[Dataset excerpt]

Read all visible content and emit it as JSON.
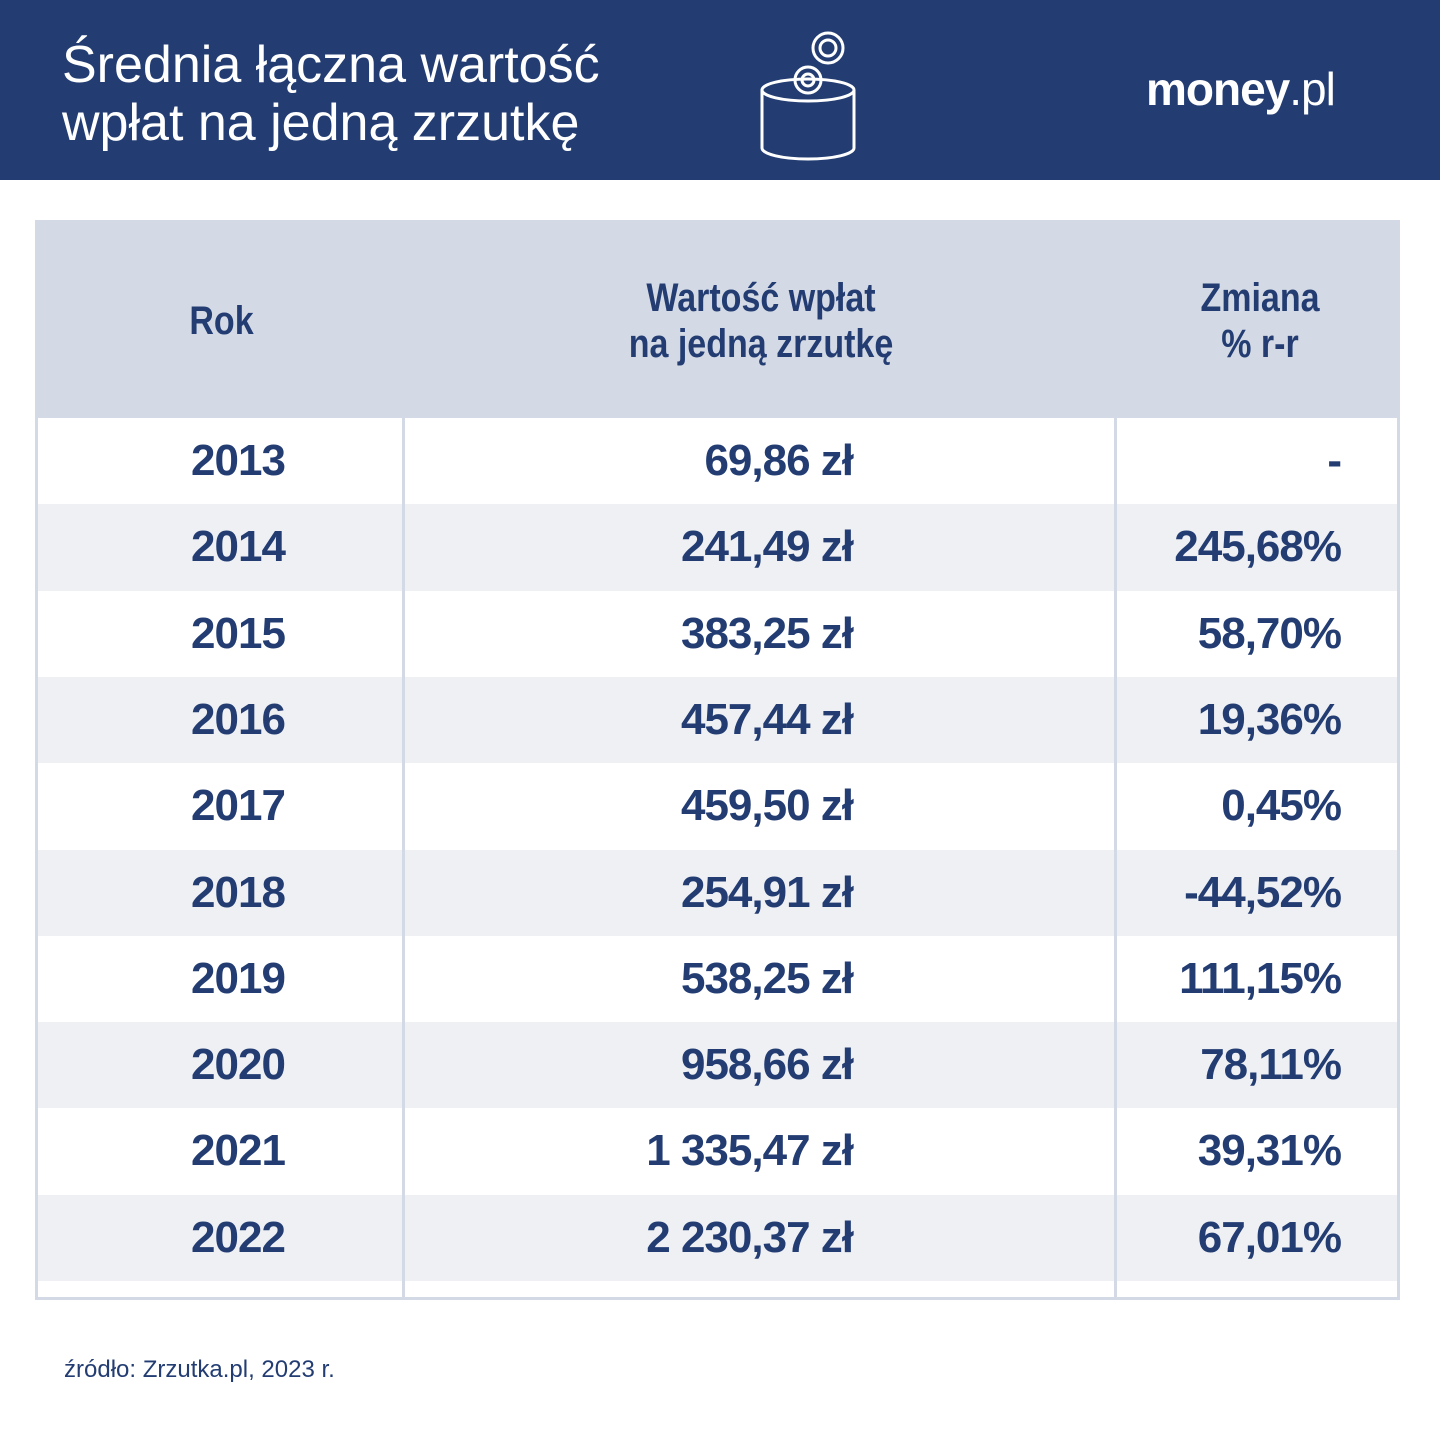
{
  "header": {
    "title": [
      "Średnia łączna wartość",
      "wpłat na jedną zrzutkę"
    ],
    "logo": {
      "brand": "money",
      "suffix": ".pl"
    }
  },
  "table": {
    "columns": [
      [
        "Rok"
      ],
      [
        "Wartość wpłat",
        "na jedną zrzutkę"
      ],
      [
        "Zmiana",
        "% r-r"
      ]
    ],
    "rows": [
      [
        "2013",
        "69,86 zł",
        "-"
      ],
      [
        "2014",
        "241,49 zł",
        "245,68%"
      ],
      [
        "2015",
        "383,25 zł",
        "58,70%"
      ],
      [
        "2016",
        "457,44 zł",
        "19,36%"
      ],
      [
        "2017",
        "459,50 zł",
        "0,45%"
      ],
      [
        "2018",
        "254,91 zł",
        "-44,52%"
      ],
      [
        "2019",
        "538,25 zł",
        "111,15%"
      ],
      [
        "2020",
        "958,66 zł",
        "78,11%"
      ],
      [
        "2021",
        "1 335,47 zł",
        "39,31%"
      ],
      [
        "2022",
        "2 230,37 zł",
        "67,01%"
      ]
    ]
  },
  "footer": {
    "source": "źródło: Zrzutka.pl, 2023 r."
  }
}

## Requirements
Point out every line holding the string "wpłat" and copy it.

## Reply
      "wpłat na jedną zrzutkę"
        "Wartość wpłat",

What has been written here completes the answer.